**What is being asked**. Out of the lines below, please list those that hold the string "xlabel".

**Exercise input**.
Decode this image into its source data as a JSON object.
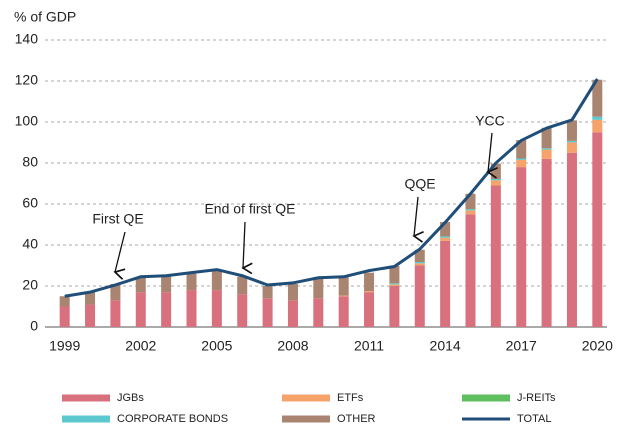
{
  "chart_data": {
    "type": "bar",
    "y_label": "% of GDP",
    "categories": [
      "1999",
      null,
      null,
      "2002",
      null,
      null,
      "2005",
      null,
      null,
      "2008",
      null,
      null,
      "2011",
      null,
      null,
      "2014",
      null,
      null,
      "2017",
      null,
      null,
      "2020"
    ],
    "series": [
      {
        "name": "JGBs",
        "color": "#d9707e",
        "values": [
          10,
          11,
          13,
          17,
          17,
          18,
          18,
          16,
          14,
          13,
          14,
          15,
          17,
          20,
          30,
          42,
          55,
          69,
          78,
          82,
          85,
          95
        ]
      },
      {
        "name": "ETFs",
        "color": "#f5a36b",
        "values": [
          0,
          0,
          0,
          0,
          0,
          0,
          0,
          0,
          0,
          0,
          0,
          0.3,
          0.5,
          0.7,
          1,
          1.5,
          1.8,
          2.5,
          3.5,
          4.5,
          5,
          6
        ]
      },
      {
        "name": "J-REITs",
        "color": "#5fbf5f",
        "values": [
          0,
          0,
          0,
          0,
          0,
          0,
          0,
          0,
          0,
          0,
          0,
          0,
          0,
          0.1,
          0.1,
          0.1,
          0.1,
          0.1,
          0.1,
          0.1,
          0.1,
          0.1
        ]
      },
      {
        "name": "CORPORATE BONDS",
        "color": "#5ec8d0",
        "values": [
          0,
          0,
          0,
          0,
          0,
          0,
          0,
          0,
          0,
          0,
          0,
          0,
          0,
          0.5,
          0.6,
          0.6,
          0.6,
          0.6,
          0.6,
          0.6,
          0.7,
          1.5
        ]
      },
      {
        "name": "OTHER",
        "color": "#a98470",
        "values": [
          5,
          6,
          8,
          7.5,
          8,
          8,
          10,
          8.5,
          6,
          8,
          10,
          9,
          9,
          8.5,
          6,
          7,
          7.5,
          7.5,
          9,
          10,
          10,
          18
        ]
      },
      {
        "name": "TOTAL",
        "type": "line",
        "color": "#1f4e79",
        "values": [
          15,
          17,
          20.5,
          24.5,
          25,
          26.5,
          28,
          25,
          20.5,
          21.5,
          24,
          24.5,
          27.5,
          29.5,
          38,
          51,
          65,
          80,
          91,
          97,
          101,
          121
        ]
      }
    ],
    "annotations": [
      "First QE",
      "End of first QE",
      "QQE",
      "YCC"
    ],
    "ylim": [
      0,
      140
    ],
    "yticks": [
      0,
      20,
      40,
      60,
      80,
      100,
      120,
      140
    ],
    "grid": true
  }
}
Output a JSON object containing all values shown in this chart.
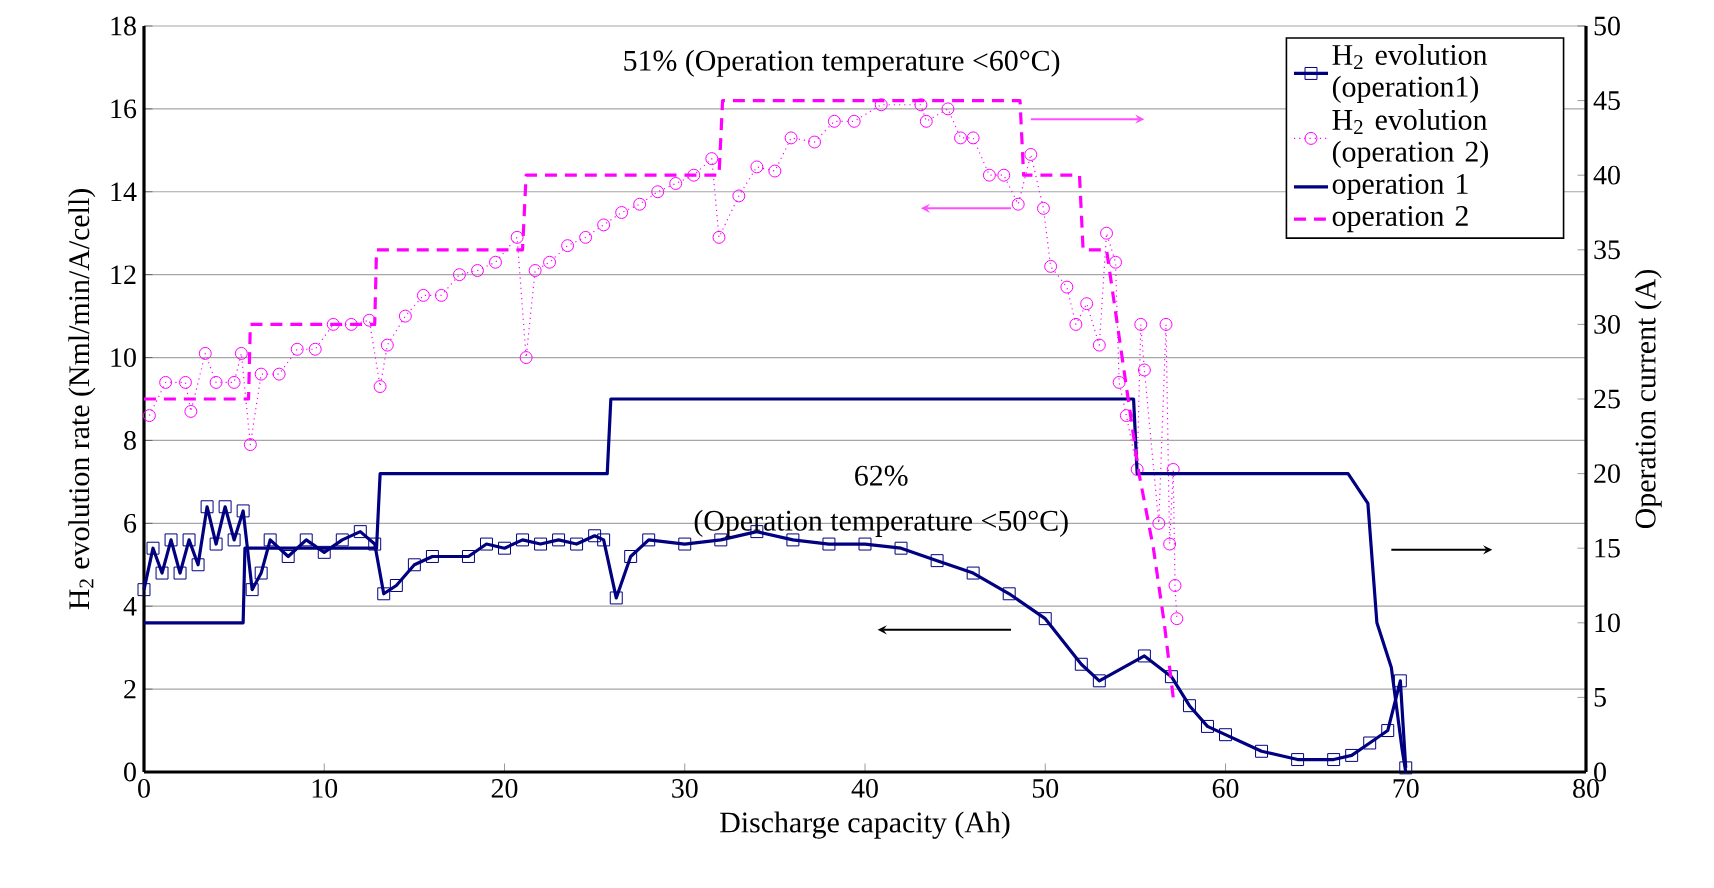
{
  "chart_data": {
    "type": "line",
    "xlabel": "Discharge capacity (Ah)",
    "ylabel": "H$_{2}$ evolution rate (Nml/min/A/cell)",
    "y2label": "Operation current (A)",
    "xlim": [
      0,
      80
    ],
    "xticks": [
      0,
      10,
      20,
      30,
      40,
      50,
      60,
      70,
      80
    ],
    "ylim": [
      0,
      18
    ],
    "yticks": [
      0,
      2,
      4,
      6,
      8,
      10,
      12,
      14,
      16,
      18
    ],
    "y2lim": [
      0,
      50
    ],
    "y2ticks": [
      0,
      5,
      10,
      15,
      20,
      25,
      30,
      35,
      40,
      45,
      50
    ],
    "grid": "y",
    "legend": "top right",
    "annotations": [
      "51% (Operation temperature <60°C)",
      "62%",
      "(Operation temperature <50°C)"
    ],
    "series": [
      {
        "name": "H$_{2}$ evolution (operation1)",
        "color": "#000080",
        "marker": "square",
        "line_style": "solid",
        "x": [
          0,
          0.5,
          1,
          1.5,
          2,
          2.5,
          3,
          3.5,
          4,
          4.5,
          5,
          5.5,
          6,
          6.5,
          7,
          8,
          9,
          10,
          11,
          12,
          12.8,
          13.3,
          14,
          15,
          16,
          18,
          19,
          20,
          21,
          22,
          23,
          24,
          25,
          25.5,
          26.2,
          27,
          28,
          30,
          32,
          34,
          36,
          38,
          40,
          42,
          44,
          46,
          48,
          50,
          52,
          53,
          55.5,
          57,
          58,
          59,
          60,
          62,
          64,
          66,
          67,
          68,
          69,
          69.7,
          70
        ],
        "values": [
          4.4,
          5.4,
          4.8,
          5.6,
          4.8,
          5.6,
          5.0,
          6.4,
          5.5,
          6.4,
          5.6,
          6.3,
          4.4,
          4.8,
          5.6,
          5.2,
          5.6,
          5.3,
          5.6,
          5.8,
          5.5,
          4.3,
          4.5,
          5.0,
          5.2,
          5.2,
          5.5,
          5.4,
          5.6,
          5.5,
          5.6,
          5.5,
          5.7,
          5.6,
          4.2,
          5.2,
          5.6,
          5.5,
          5.6,
          5.8,
          5.6,
          5.5,
          5.5,
          5.4,
          5.1,
          4.8,
          4.3,
          3.7,
          2.6,
          2.2,
          2.8,
          2.3,
          1.6,
          1.1,
          0.9,
          0.5,
          0.3,
          0.3,
          0.4,
          0.7,
          1.0,
          2.2,
          0.1
        ]
      },
      {
        "name": "H$_{2}$ evolution (operation 2)",
        "color": "#ff00ff",
        "marker": "circle",
        "line_style": "dotted",
        "x": [
          0.3,
          1.2,
          2.3,
          2.6,
          3.4,
          4,
          5,
          5.4,
          5.9,
          6.5,
          7.5,
          8.5,
          9.5,
          10.5,
          11.5,
          12.5,
          13.1,
          13.5,
          14.5,
          15.5,
          16.5,
          17.5,
          18.5,
          19.5,
          20.7,
          21.2,
          21.7,
          22.5,
          23.5,
          24.5,
          25.5,
          26.5,
          27.5,
          28.5,
          29.5,
          30.5,
          31.5,
          31.9,
          33,
          34,
          35,
          35.9,
          37.2,
          38.3,
          39.4,
          40.9,
          43.1,
          43.4,
          44.6,
          45.3,
          46,
          46.9,
          47.7,
          48.5,
          49.2,
          49.9,
          50.3,
          51.2,
          51.7,
          52.3,
          53,
          53.4,
          53.9,
          54.1,
          54.5,
          55.1,
          55.3,
          55.5,
          56.3,
          56.7,
          56.9,
          57.1,
          57.2,
          57.3
        ],
        "values": [
          8.6,
          9.4,
          9.4,
          8.7,
          10.1,
          9.4,
          9.4,
          10.1,
          7.9,
          9.6,
          9.6,
          10.2,
          10.2,
          10.8,
          10.8,
          10.9,
          9.3,
          10.3,
          11.0,
          11.5,
          11.5,
          12.0,
          12.1,
          12.3,
          12.9,
          10.0,
          12.1,
          12.3,
          12.7,
          12.9,
          13.2,
          13.5,
          13.7,
          14.0,
          14.2,
          14.4,
          14.8,
          12.9,
          13.9,
          14.6,
          14.5,
          15.3,
          15.2,
          15.7,
          15.7,
          16.1,
          16.1,
          15.7,
          16.0,
          15.3,
          15.3,
          14.4,
          14.4,
          13.7,
          14.9,
          13.6,
          12.2,
          11.7,
          10.8,
          11.3,
          10.3,
          13.0,
          12.3,
          9.4,
          8.6,
          7.3,
          10.8,
          9.7,
          6.0,
          10.8,
          5.5,
          7.3,
          4.5,
          3.7
        ]
      },
      {
        "name": "operation 1",
        "color": "#000080",
        "marker": "none",
        "line_style": "solid",
        "axis": "y2",
        "x": [
          0,
          5.5,
          5.6,
          12.9,
          13.1,
          25.7,
          25.9,
          54.9,
          55.1,
          66.8,
          67.9,
          68.4,
          69.2,
          69.8,
          70
        ],
        "values": [
          10,
          10,
          15,
          15,
          20,
          20,
          25,
          25,
          20,
          20,
          18,
          10,
          7,
          1.5,
          0
        ]
      },
      {
        "name": "operation 2",
        "color": "#ff00ff",
        "marker": "none",
        "line_style": "dashed",
        "axis": "y2",
        "x": [
          0,
          5.8,
          5.9,
          12.8,
          12.9,
          21.0,
          21.2,
          31.9,
          32.1,
          48.6,
          48.8,
          51.9,
          52.1,
          53.4,
          54,
          54.6,
          55.2,
          56,
          56.6,
          57.1
        ],
        "values": [
          25,
          25,
          30,
          30,
          35,
          35,
          40,
          40,
          45,
          45,
          40,
          40,
          35,
          35,
          30,
          25,
          20,
          15,
          10,
          5
        ]
      }
    ]
  }
}
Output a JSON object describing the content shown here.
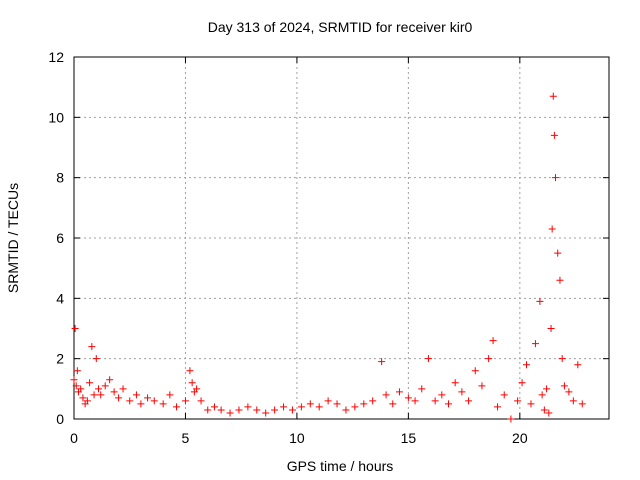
{
  "chart_data": {
    "type": "scatter",
    "title": "Day 313 of 2024, SRMTID for receiver kir0",
    "xlabel": "GPS time / hours",
    "ylabel": "SRMTID / TECUs",
    "xlim": [
      0,
      24
    ],
    "ylim": [
      0,
      12
    ],
    "xticks": [
      0,
      5,
      10,
      15,
      20
    ],
    "xtick_labels": [
      "0",
      "5",
      "10",
      "15",
      "20"
    ],
    "yticks": [
      0,
      2,
      4,
      6,
      8,
      10,
      12
    ],
    "ytick_labels": [
      "0",
      "2",
      "4",
      "6",
      "8",
      "10",
      "12"
    ],
    "grid": true,
    "marker": "+",
    "color": "#ff0000",
    "series": [
      {
        "name": "SRMTID",
        "x": [
          0.0,
          0.05,
          0.1,
          0.15,
          0.2,
          0.3,
          0.4,
          0.5,
          0.6,
          0.7,
          0.8,
          0.9,
          1.0,
          1.1,
          1.2,
          1.4,
          1.6,
          1.8,
          2.0,
          2.2,
          2.5,
          2.8,
          3.0,
          3.3,
          3.6,
          4.0,
          4.3,
          4.6,
          5.0,
          5.2,
          5.3,
          5.4,
          5.5,
          5.7,
          6.0,
          6.3,
          6.6,
          7.0,
          7.4,
          7.8,
          8.2,
          8.6,
          9.0,
          9.4,
          9.8,
          10.2,
          10.6,
          11.0,
          11.4,
          11.8,
          12.2,
          12.6,
          13.0,
          13.4,
          13.8,
          14.0,
          14.3,
          14.6,
          15.0,
          15.3,
          15.6,
          15.9,
          16.2,
          16.5,
          16.8,
          17.1,
          17.4,
          17.7,
          18.0,
          18.3,
          18.6,
          18.8,
          19.0,
          19.3,
          19.6,
          19.9,
          20.1,
          20.3,
          20.5,
          20.7,
          20.9,
          21.0,
          21.1,
          21.2,
          21.3,
          21.4,
          21.45,
          21.5,
          21.55,
          21.6,
          21.7,
          21.8,
          21.9,
          22.0,
          22.2,
          22.4,
          22.6,
          22.8
        ],
        "y": [
          1.3,
          3.0,
          1.1,
          1.6,
          0.9,
          1.0,
          0.7,
          0.5,
          0.6,
          1.2,
          2.4,
          0.8,
          2.0,
          1.0,
          0.8,
          1.1,
          1.3,
          0.9,
          0.7,
          1.0,
          0.6,
          0.8,
          0.5,
          0.7,
          0.6,
          0.5,
          0.8,
          0.4,
          0.6,
          1.6,
          1.2,
          0.9,
          1.0,
          0.6,
          0.3,
          0.4,
          0.3,
          0.2,
          0.3,
          0.4,
          0.3,
          0.2,
          0.3,
          0.4,
          0.3,
          0.4,
          0.5,
          0.4,
          0.6,
          0.5,
          0.3,
          0.4,
          0.5,
          0.6,
          1.9,
          0.8,
          0.5,
          0.9,
          0.7,
          0.6,
          1.0,
          2.0,
          0.6,
          0.8,
          0.5,
          1.2,
          0.9,
          0.6,
          1.6,
          1.1,
          2.0,
          2.6,
          0.4,
          0.8,
          0.0,
          0.6,
          1.2,
          1.8,
          0.5,
          2.5,
          3.9,
          0.8,
          0.3,
          1.0,
          0.2,
          3.0,
          6.3,
          10.7,
          9.4,
          8.0,
          5.5,
          4.6,
          2.0,
          1.1,
          0.9,
          0.6,
          1.8,
          0.5
        ]
      }
    ]
  }
}
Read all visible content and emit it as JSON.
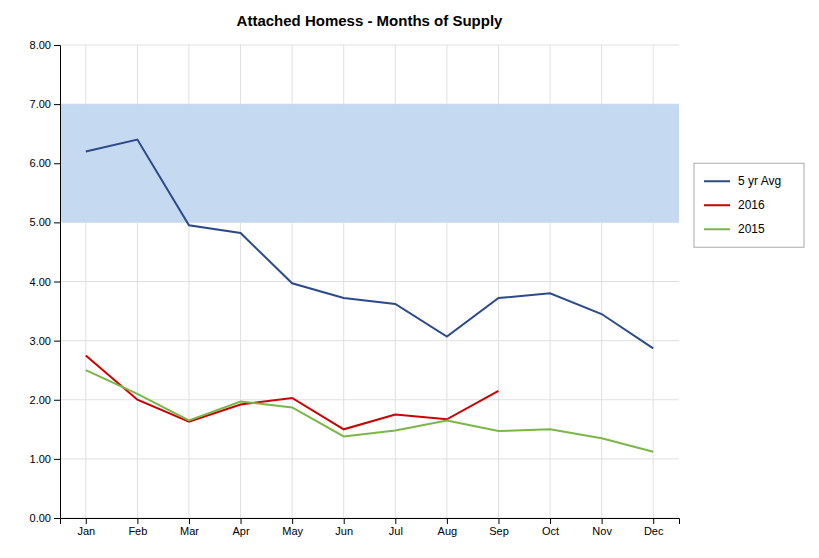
{
  "chart_data": {
    "type": "line",
    "title": "Attached Homess - Months of Supply",
    "categories": [
      "Jan",
      "Feb",
      "Mar",
      "Apr",
      "May",
      "Jun",
      "Jul",
      "Aug",
      "Sep",
      "Oct",
      "Nov",
      "Dec"
    ],
    "series": [
      {
        "name": "5 yr Avg",
        "color": "#2b4a8c",
        "values": [
          6.2,
          6.4,
          4.95,
          4.82,
          3.97,
          3.72,
          3.62,
          3.07,
          3.72,
          3.8,
          3.45,
          2.87
        ]
      },
      {
        "name": "2016",
        "color": "#cc0000",
        "values": [
          2.75,
          2.0,
          1.63,
          1.92,
          2.03,
          1.5,
          1.75,
          1.67,
          2.15,
          null,
          null,
          null
        ]
      },
      {
        "name": "2015",
        "color": "#7ab648",
        "values": [
          2.5,
          2.1,
          1.65,
          1.97,
          1.87,
          1.38,
          1.48,
          1.65,
          1.47,
          1.5,
          1.35,
          1.12
        ]
      }
    ],
    "shade": {
      "lower": 5.0,
      "upper": 7.0,
      "color": "#c5d9f1"
    },
    "ylim": [
      0.0,
      8.0
    ],
    "yticks": [
      {
        "value": 0.0,
        "label": "0.00"
      },
      {
        "value": 1.0,
        "label": "1.00"
      },
      {
        "value": 2.0,
        "label": "2.00"
      },
      {
        "value": 3.0,
        "label": "3.00"
      },
      {
        "value": 4.0,
        "label": "4.00"
      },
      {
        "value": 5.0,
        "label": "5.00"
      },
      {
        "value": 6.0,
        "label": "6.00"
      },
      {
        "value": 7.0,
        "label": "7.00"
      },
      {
        "value": 8.0,
        "label": "8.00"
      }
    ],
    "grid": true,
    "legend": "right"
  }
}
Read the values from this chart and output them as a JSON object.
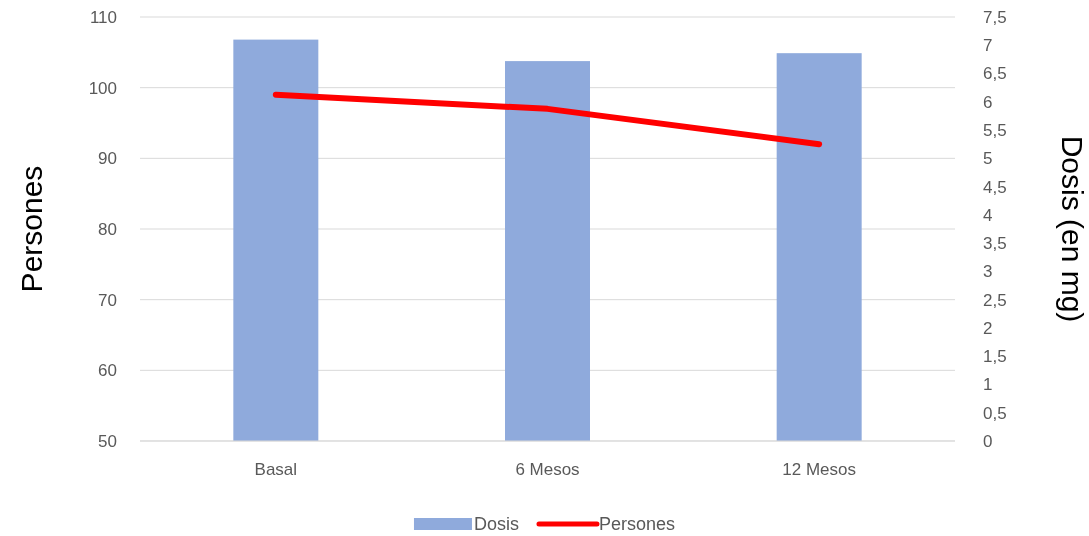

**Answer to this problem**.
    "xlabel": "Discharge capacity (Ah)",
    "xlabel": "GPS time / hours",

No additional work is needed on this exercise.